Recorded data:
□ □ □ □

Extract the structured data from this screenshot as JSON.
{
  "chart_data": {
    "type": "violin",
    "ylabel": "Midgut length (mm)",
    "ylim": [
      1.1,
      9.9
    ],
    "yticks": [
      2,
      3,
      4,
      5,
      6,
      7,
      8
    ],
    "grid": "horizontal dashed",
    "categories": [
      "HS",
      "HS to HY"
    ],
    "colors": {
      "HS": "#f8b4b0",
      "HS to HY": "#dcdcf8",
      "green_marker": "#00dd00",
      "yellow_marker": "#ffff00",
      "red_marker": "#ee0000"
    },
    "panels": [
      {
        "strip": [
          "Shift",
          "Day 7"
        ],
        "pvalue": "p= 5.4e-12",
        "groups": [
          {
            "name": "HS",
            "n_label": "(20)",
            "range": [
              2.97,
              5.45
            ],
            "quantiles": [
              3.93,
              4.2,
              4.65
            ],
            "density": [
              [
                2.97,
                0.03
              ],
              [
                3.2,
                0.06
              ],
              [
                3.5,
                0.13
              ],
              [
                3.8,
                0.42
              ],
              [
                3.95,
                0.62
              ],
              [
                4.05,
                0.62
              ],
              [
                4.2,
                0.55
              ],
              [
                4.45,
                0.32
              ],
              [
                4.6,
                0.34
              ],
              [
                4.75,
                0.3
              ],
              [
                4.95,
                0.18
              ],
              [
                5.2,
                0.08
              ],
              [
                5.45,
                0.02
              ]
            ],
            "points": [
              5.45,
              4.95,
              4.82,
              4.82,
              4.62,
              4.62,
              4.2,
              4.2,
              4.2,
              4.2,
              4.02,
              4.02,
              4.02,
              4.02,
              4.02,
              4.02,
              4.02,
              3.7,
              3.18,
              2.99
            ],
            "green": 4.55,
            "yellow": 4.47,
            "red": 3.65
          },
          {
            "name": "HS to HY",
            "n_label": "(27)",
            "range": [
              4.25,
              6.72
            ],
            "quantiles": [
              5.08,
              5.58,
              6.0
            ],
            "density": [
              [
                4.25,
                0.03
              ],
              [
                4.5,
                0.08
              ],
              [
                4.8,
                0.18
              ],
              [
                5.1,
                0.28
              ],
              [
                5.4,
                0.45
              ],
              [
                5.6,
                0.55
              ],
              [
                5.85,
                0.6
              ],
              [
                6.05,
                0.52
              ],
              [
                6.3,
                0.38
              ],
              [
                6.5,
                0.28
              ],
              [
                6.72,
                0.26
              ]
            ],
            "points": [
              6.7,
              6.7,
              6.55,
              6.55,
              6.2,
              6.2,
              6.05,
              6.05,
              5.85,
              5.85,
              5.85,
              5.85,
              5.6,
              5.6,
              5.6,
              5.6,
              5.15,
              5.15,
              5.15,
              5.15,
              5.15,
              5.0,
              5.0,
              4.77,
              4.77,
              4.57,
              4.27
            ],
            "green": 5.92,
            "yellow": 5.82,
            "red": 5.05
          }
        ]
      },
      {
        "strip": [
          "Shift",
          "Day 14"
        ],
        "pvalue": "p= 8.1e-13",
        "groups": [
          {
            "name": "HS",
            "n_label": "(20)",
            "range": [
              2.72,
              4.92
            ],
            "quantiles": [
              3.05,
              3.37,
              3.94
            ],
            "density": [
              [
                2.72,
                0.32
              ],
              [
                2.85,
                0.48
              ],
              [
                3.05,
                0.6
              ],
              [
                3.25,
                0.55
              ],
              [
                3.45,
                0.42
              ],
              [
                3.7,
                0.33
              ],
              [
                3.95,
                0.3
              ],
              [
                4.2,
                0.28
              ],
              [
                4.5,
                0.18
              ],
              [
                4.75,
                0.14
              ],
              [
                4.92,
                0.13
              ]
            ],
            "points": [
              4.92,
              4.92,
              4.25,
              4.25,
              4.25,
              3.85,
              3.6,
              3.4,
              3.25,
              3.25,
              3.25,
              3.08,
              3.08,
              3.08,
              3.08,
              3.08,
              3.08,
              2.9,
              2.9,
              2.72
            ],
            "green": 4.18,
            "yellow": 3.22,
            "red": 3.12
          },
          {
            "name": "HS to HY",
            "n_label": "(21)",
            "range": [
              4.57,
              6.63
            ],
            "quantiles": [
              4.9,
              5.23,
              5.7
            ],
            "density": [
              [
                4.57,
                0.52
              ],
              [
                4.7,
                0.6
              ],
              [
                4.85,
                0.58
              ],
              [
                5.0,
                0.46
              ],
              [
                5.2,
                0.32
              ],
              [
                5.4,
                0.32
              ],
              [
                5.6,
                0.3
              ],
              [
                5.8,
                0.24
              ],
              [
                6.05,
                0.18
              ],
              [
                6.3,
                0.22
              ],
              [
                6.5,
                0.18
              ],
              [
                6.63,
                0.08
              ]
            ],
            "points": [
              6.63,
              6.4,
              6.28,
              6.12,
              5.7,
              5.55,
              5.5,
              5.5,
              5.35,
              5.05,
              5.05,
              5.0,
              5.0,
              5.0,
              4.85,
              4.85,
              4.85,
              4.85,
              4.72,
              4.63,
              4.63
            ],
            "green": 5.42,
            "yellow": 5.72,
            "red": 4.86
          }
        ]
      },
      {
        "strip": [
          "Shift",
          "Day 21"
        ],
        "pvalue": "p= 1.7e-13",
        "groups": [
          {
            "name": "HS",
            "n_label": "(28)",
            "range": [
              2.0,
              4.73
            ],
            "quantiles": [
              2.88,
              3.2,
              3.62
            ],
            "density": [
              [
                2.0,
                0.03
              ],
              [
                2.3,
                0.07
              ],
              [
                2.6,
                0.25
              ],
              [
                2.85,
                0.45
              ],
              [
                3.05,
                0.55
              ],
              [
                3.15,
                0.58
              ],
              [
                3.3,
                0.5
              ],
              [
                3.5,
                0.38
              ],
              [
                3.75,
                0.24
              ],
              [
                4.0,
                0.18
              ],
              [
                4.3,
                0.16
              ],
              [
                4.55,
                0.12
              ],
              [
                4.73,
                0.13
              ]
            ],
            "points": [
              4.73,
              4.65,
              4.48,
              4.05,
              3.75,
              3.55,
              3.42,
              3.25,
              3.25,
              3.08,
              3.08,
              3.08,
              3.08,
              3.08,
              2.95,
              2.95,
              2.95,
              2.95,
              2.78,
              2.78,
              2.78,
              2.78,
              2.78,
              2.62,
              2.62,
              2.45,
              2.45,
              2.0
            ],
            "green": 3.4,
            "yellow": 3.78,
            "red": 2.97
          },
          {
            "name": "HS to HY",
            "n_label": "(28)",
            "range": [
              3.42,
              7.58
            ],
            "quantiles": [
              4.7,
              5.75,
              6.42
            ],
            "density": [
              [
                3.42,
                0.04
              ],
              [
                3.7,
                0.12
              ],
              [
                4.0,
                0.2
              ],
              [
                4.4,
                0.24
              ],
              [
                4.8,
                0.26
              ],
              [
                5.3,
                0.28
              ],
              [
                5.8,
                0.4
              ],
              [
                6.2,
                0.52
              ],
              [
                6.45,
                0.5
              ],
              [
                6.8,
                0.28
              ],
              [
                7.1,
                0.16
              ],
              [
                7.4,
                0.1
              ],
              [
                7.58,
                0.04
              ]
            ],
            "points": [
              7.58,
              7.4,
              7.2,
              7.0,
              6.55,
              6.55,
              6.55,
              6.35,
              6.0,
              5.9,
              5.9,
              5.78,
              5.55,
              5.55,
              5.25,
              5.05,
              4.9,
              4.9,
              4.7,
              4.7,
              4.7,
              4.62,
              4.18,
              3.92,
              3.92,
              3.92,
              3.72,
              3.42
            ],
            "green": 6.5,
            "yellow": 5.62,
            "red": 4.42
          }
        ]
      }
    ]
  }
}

□ □ □ □

> **Objective**
Please reproduce every line of the material word for word.

> **Solution for this exercise**
Extract the structured data from this screenshot as JSON.
{
  "chart_data": {
    "type": "violin",
    "ylabel": "Midgut length (mm)",
    "ylim": [
      1.1,
      9.9
    ],
    "yticks": [
      2,
      3,
      4,
      5,
      6,
      7,
      8
    ],
    "grid": "horizontal dashed",
    "categories": [
      "HS",
      "HS to HY"
    ],
    "colors": {
      "HS": "#f8b4b0",
      "HS to HY": "#dcdcf8",
      "green_marker": "#00dd00",
      "yellow_marker": "#ffff00",
      "red_marker": "#ee0000"
    },
    "panels": [
      {
        "strip": [
          "Shift",
          "Day 7"
        ],
        "pvalue": "p= 5.4e-12",
        "groups": [
          {
            "name": "HS",
            "n_label": "(20)",
            "range": [
              2.97,
              5.45
            ],
            "quantiles": [
              3.93,
              4.2,
              4.65
            ],
            "density": [
              [
                2.97,
                0.03
              ],
              [
                3.2,
                0.06
              ],
              [
                3.5,
                0.13
              ],
              [
                3.8,
                0.42
              ],
              [
                3.95,
                0.62
              ],
              [
                4.05,
                0.62
              ],
              [
                4.2,
                0.55
              ],
              [
                4.45,
                0.32
              ],
              [
                4.6,
                0.34
              ],
              [
                4.75,
                0.3
              ],
              [
                4.95,
                0.18
              ],
              [
                5.2,
                0.08
              ],
              [
                5.45,
                0.02
              ]
            ],
            "points": [
              5.45,
              4.95,
              4.82,
              4.82,
              4.62,
              4.62,
              4.2,
              4.2,
              4.2,
              4.2,
              4.02,
              4.02,
              4.02,
              4.02,
              4.02,
              4.02,
              4.02,
              3.7,
              3.18,
              2.99
            ],
            "green": 4.55,
            "yellow": 4.47,
            "red": 3.65
          },
          {
            "name": "HS to HY",
            "n_label": "(27)",
            "range": [
              4.25,
              6.72
            ],
            "quantiles": [
              5.08,
              5.58,
              6.0
            ],
            "density": [
              [
                4.25,
                0.03
              ],
              [
                4.5,
                0.08
              ],
              [
                4.8,
                0.18
              ],
              [
                5.1,
                0.28
              ],
              [
                5.4,
                0.45
              ],
              [
                5.6,
                0.55
              ],
              [
                5.85,
                0.6
              ],
              [
                6.05,
                0.52
              ],
              [
                6.3,
                0.38
              ],
              [
                6.5,
                0.28
              ],
              [
                6.72,
                0.26
              ]
            ],
            "points": [
              6.7,
              6.7,
              6.55,
              6.55,
              6.2,
              6.2,
              6.05,
              6.05,
              5.85,
              5.85,
              5.85,
              5.85,
              5.6,
              5.6,
              5.6,
              5.6,
              5.15,
              5.15,
              5.15,
              5.15,
              5.15,
              5.0,
              5.0,
              4.77,
              4.77,
              4.57,
              4.27
            ],
            "green": 5.92,
            "yellow": 5.82,
            "red": 5.05
          }
        ]
      },
      {
        "strip": [
          "Shift",
          "Day 14"
        ],
        "pvalue": "p= 8.1e-13",
        "groups": [
          {
            "name": "HS",
            "n_label": "(20)",
            "range": [
              2.72,
              4.92
            ],
            "quantiles": [
              3.05,
              3.37,
              3.94
            ],
            "density": [
              [
                2.72,
                0.32
              ],
              [
                2.85,
                0.48
              ],
              [
                3.05,
                0.6
              ],
              [
                3.25,
                0.55
              ],
              [
                3.45,
                0.42
              ],
              [
                3.7,
                0.33
              ],
              [
                3.95,
                0.3
              ],
              [
                4.2,
                0.28
              ],
              [
                4.5,
                0.18
              ],
              [
                4.75,
                0.14
              ],
              [
                4.92,
                0.13
              ]
            ],
            "points": [
              4.92,
              4.92,
              4.25,
              4.25,
              4.25,
              3.85,
              3.6,
              3.4,
              3.25,
              3.25,
              3.25,
              3.08,
              3.08,
              3.08,
              3.08,
              3.08,
              3.08,
              2.9,
              2.9,
              2.72
            ],
            "green": 4.18,
            "yellow": 3.22,
            "red": 3.12
          },
          {
            "name": "HS to HY",
            "n_label": "(21)",
            "range": [
              4.57,
              6.63
            ],
            "quantiles": [
              4.9,
              5.23,
              5.7
            ],
            "density": [
              [
                4.57,
                0.52
              ],
              [
                4.7,
                0.6
              ],
              [
                4.85,
                0.58
              ],
              [
                5.0,
                0.46
              ],
              [
                5.2,
                0.32
              ],
              [
                5.4,
                0.32
              ],
              [
                5.6,
                0.3
              ],
              [
                5.8,
                0.24
              ],
              [
                6.05,
                0.18
              ],
              [
                6.3,
                0.22
              ],
              [
                6.5,
                0.18
              ],
              [
                6.63,
                0.08
              ]
            ],
            "points": [
              6.63,
              6.4,
              6.28,
              6.12,
              5.7,
              5.55,
              5.5,
              5.5,
              5.35,
              5.05,
              5.05,
              5.0,
              5.0,
              5.0,
              4.85,
              4.85,
              4.85,
              4.85,
              4.72,
              4.63,
              4.63
            ],
            "green": 5.42,
            "yellow": 5.72,
            "red": 4.86
          }
        ]
      },
      {
        "strip": [
          "Shift",
          "Day 21"
        ],
        "pvalue": "p= 1.7e-13",
        "groups": [
          {
            "name": "HS",
            "n_label": "(28)",
            "range": [
              2.0,
              4.73
            ],
            "quantiles": [
              2.88,
              3.2,
              3.62
            ],
            "density": [
              [
                2.0,
                0.03
              ],
              [
                2.3,
                0.07
              ],
              [
                2.6,
                0.25
              ],
              [
                2.85,
                0.45
              ],
              [
                3.05,
                0.55
              ],
              [
                3.15,
                0.58
              ],
              [
                3.3,
                0.5
              ],
              [
                3.5,
                0.38
              ],
              [
                3.75,
                0.24
              ],
              [
                4.0,
                0.18
              ],
              [
                4.3,
                0.16
              ],
              [
                4.55,
                0.12
              ],
              [
                4.73,
                0.13
              ]
            ],
            "points": [
              4.73,
              4.65,
              4.48,
              4.05,
              3.75,
              3.55,
              3.42,
              3.25,
              3.25,
              3.08,
              3.08,
              3.08,
              3.08,
              3.08,
              2.95,
              2.95,
              2.95,
              2.95,
              2.78,
              2.78,
              2.78,
              2.78,
              2.78,
              2.62,
              2.62,
              2.45,
              2.45,
              2.0
            ],
            "green": 3.4,
            "yellow": 3.78,
            "red": 2.97
          },
          {
            "name": "HS to HY",
            "n_label": "(28)",
            "range": [
              3.42,
              7.58
            ],
            "quantiles": [
              4.7,
              5.75,
              6.42
            ],
            "density": [
              [
                3.42,
                0.04
              ],
              [
                3.7,
                0.12
              ],
              [
                4.0,
                0.2
              ],
              [
                4.4,
                0.24
              ],
              [
                4.8,
                0.26
              ],
              [
                5.3,
                0.28
              ],
              [
                5.8,
                0.4
              ],
              [
                6.2,
                0.52
              ],
              [
                6.45,
                0.5
              ],
              [
                6.8,
                0.28
              ],
              [
                7.1,
                0.16
              ],
              [
                7.4,
                0.1
              ],
              [
                7.58,
                0.04
              ]
            ],
            "points": [
              7.58,
              7.4,
              7.2,
              7.0,
              6.55,
              6.55,
              6.55,
              6.35,
              6.0,
              5.9,
              5.9,
              5.78,
              5.55,
              5.55,
              5.25,
              5.05,
              4.9,
              4.9,
              4.7,
              4.7,
              4.7,
              4.62,
              4.18,
              3.92,
              3.92,
              3.92,
              3.72,
              3.42
            ],
            "green": 6.5,
            "yellow": 5.62,
            "red": 4.42
          }
        ]
      }
    ]
  }
}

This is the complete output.